— START Data records —

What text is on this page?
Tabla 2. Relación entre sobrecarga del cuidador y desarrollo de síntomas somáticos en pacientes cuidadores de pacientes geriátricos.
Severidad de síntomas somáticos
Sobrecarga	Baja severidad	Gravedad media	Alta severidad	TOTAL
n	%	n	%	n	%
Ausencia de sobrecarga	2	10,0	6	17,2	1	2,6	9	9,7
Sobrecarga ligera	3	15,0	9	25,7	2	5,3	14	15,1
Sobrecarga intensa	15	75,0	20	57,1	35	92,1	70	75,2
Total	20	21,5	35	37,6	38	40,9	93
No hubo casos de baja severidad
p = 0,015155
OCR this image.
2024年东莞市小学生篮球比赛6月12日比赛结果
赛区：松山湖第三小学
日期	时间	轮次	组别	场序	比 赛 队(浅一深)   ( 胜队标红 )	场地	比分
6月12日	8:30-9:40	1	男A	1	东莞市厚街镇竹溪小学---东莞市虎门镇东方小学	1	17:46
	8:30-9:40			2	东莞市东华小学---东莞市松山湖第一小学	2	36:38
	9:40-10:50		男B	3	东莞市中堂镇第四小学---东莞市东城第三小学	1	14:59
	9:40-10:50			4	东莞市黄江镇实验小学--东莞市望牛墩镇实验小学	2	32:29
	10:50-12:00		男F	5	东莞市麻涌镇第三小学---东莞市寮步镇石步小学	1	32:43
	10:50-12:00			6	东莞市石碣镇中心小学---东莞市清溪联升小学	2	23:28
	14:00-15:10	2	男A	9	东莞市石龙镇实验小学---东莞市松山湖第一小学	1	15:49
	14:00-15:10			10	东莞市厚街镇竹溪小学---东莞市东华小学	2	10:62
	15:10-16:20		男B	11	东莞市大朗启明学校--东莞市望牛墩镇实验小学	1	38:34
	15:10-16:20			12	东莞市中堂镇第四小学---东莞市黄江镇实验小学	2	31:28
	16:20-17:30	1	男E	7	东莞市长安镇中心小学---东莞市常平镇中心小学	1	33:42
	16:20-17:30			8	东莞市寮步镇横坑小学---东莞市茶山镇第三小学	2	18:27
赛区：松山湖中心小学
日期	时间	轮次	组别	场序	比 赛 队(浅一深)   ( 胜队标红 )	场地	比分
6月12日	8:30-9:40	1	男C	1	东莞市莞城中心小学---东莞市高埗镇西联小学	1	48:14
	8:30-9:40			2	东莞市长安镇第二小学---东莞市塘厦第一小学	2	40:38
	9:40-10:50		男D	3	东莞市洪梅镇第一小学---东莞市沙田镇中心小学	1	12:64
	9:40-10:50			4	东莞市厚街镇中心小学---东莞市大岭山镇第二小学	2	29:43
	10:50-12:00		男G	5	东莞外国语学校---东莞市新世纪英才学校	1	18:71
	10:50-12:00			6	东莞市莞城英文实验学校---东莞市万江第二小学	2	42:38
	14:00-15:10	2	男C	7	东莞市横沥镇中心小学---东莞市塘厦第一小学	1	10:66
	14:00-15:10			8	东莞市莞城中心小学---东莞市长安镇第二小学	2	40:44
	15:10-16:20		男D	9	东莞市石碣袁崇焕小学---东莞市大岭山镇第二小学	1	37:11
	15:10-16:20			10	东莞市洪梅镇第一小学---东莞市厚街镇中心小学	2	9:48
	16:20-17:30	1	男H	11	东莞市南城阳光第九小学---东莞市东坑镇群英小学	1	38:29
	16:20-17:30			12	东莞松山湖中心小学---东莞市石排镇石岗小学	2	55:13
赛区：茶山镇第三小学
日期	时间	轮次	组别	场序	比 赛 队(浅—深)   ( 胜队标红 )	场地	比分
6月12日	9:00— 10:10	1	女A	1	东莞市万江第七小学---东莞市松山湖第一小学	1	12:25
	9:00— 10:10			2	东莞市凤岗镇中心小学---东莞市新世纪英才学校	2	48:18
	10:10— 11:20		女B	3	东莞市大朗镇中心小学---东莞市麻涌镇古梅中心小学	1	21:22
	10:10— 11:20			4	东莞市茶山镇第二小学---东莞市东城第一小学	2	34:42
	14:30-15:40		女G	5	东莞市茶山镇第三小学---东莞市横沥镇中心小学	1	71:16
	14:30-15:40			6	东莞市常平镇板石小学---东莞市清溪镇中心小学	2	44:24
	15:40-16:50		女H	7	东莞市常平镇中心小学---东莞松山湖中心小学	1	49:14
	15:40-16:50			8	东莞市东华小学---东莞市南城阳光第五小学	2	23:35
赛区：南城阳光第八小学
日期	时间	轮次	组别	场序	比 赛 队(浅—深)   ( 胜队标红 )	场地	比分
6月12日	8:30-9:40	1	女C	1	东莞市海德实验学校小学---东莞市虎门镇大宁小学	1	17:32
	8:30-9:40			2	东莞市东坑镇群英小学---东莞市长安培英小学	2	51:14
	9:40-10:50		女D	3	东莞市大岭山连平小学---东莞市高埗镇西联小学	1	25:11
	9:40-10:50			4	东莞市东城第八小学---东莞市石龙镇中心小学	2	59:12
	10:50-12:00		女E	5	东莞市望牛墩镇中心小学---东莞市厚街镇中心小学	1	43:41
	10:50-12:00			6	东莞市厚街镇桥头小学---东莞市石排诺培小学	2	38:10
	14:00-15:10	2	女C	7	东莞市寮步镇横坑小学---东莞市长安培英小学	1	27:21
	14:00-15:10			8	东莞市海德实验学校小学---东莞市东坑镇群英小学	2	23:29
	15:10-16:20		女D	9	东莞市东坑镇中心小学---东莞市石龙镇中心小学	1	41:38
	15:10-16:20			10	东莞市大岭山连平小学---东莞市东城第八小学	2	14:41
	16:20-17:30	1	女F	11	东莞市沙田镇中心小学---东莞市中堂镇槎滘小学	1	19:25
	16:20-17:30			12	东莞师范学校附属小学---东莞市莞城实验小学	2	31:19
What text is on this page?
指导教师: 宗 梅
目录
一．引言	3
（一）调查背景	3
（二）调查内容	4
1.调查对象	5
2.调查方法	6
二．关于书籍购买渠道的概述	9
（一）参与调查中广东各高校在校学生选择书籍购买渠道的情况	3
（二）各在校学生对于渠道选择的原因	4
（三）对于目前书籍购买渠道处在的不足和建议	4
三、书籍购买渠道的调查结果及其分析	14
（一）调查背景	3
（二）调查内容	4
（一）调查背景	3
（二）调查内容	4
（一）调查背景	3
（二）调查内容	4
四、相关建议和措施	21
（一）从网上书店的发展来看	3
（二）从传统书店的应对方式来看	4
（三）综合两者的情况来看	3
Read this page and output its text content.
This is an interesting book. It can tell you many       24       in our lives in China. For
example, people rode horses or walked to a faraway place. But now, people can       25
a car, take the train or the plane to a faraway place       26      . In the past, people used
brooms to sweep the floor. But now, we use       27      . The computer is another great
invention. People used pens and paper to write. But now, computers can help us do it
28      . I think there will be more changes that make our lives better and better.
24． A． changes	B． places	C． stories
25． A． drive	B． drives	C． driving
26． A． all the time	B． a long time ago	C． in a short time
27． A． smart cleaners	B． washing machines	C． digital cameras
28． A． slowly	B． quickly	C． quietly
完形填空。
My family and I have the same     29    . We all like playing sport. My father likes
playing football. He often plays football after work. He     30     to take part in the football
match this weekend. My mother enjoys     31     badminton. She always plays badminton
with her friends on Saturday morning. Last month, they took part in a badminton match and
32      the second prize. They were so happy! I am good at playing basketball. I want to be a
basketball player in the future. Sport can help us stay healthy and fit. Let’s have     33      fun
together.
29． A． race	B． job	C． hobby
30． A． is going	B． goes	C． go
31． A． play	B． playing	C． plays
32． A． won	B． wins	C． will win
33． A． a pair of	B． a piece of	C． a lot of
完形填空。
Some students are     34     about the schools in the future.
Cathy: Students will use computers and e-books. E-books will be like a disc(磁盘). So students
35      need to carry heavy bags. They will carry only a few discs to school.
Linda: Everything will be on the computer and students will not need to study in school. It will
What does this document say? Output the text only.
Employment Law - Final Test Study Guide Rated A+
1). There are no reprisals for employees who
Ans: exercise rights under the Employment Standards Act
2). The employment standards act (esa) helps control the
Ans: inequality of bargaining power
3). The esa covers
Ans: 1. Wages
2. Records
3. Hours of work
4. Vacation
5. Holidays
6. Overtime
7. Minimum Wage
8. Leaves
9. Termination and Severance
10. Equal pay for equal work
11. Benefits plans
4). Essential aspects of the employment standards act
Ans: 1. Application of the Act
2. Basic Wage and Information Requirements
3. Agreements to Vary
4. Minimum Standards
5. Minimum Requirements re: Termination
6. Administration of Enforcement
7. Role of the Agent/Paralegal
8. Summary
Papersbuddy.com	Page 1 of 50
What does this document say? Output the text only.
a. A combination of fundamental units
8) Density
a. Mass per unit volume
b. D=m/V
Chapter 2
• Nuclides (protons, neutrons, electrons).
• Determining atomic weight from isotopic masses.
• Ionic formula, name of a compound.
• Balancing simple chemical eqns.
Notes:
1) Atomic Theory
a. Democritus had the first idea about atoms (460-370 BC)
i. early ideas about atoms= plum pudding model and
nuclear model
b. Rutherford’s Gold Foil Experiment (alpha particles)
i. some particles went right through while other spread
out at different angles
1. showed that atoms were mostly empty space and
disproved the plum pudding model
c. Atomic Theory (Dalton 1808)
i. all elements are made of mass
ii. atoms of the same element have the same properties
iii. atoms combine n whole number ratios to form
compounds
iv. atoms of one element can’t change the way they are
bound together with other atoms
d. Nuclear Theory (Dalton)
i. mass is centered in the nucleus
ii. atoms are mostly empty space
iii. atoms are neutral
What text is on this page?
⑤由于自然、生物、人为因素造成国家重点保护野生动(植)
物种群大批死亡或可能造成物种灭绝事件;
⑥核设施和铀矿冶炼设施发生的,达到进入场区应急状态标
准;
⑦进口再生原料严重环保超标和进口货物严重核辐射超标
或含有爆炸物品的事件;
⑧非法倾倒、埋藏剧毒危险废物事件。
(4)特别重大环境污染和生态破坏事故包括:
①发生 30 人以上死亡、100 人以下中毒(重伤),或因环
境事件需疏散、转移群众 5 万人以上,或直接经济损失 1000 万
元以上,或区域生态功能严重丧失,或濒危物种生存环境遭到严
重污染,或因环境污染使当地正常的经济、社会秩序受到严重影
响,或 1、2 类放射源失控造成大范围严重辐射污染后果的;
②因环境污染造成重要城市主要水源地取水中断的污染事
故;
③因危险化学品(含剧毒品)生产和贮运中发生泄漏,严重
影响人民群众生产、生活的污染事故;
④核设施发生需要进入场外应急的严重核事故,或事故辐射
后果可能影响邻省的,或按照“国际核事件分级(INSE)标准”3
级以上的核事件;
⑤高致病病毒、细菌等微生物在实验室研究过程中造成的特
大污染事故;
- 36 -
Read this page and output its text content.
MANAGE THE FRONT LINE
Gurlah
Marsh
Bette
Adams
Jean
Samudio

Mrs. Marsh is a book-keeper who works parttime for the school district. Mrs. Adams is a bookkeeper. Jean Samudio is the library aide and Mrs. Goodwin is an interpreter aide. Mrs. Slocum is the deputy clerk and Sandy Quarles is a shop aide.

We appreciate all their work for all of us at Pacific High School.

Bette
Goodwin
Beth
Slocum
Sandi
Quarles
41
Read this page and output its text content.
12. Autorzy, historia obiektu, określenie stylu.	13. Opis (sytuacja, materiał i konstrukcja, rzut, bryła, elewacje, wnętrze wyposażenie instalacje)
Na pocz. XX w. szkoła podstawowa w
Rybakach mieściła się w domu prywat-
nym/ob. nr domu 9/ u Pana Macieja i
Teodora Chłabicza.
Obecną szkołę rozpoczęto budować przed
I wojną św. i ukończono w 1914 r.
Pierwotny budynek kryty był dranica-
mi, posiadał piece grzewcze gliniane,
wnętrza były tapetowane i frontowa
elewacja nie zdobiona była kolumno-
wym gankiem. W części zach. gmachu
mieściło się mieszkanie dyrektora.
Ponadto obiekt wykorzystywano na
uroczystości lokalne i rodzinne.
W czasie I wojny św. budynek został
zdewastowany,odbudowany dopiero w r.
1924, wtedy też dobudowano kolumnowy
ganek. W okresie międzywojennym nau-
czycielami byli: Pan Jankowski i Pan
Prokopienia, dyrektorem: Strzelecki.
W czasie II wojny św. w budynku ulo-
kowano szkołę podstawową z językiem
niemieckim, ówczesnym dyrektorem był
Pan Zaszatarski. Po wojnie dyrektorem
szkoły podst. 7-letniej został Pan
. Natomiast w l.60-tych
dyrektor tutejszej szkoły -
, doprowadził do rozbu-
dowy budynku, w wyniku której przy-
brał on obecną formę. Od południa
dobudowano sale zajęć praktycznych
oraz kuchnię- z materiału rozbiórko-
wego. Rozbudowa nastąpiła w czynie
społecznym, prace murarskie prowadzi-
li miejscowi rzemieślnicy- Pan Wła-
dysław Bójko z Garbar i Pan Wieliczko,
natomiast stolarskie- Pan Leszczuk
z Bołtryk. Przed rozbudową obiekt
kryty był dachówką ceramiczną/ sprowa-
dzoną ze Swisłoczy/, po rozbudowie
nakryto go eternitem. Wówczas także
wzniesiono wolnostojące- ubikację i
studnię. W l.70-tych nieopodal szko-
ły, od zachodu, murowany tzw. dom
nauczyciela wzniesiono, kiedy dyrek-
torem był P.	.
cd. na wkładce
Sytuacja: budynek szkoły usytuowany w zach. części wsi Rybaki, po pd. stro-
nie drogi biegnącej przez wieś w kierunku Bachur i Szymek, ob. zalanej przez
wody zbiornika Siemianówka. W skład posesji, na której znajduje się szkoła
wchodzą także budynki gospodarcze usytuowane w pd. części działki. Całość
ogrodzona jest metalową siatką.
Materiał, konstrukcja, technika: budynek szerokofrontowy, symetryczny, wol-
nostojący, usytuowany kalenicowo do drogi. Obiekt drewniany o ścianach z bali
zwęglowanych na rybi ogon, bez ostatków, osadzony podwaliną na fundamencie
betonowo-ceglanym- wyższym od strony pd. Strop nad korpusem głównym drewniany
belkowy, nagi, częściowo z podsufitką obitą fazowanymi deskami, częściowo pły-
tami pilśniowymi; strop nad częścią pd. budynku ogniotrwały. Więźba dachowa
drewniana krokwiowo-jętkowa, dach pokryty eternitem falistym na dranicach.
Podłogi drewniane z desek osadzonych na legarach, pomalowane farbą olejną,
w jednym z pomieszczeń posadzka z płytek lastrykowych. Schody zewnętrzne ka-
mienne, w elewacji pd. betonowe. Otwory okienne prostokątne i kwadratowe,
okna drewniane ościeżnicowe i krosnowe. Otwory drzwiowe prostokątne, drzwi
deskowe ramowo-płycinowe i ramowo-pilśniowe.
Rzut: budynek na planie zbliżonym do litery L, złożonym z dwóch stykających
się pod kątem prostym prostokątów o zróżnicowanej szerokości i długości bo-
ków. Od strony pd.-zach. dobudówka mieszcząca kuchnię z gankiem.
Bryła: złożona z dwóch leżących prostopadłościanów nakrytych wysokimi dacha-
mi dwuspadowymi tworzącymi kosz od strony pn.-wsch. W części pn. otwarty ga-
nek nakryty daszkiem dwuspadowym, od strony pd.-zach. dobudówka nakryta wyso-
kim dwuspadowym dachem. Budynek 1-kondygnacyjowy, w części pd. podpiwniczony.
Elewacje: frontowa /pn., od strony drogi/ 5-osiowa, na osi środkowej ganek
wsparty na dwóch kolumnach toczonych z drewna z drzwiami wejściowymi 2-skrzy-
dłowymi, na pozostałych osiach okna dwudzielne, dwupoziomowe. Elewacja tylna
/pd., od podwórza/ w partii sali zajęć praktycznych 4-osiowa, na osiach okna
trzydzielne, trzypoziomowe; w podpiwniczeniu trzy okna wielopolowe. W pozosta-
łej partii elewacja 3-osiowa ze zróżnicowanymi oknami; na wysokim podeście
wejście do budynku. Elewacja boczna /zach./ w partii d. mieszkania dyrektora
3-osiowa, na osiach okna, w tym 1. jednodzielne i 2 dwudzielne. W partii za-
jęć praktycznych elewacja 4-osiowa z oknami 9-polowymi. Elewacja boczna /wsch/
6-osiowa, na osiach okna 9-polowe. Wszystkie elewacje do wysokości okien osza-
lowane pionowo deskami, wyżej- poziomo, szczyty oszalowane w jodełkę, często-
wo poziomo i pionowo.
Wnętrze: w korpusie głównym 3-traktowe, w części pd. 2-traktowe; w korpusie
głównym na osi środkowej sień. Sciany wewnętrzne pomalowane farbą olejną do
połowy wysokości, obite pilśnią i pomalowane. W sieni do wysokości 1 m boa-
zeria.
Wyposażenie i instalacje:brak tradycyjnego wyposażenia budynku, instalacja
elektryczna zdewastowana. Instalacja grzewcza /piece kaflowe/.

— END Data records —

[Written exercise] In the material above, find each line that contains the word "wojny", and select it.

[Exercise answer]
W czasie I wojny św. budynek został
W czasie II wojny św. w budynku ulo-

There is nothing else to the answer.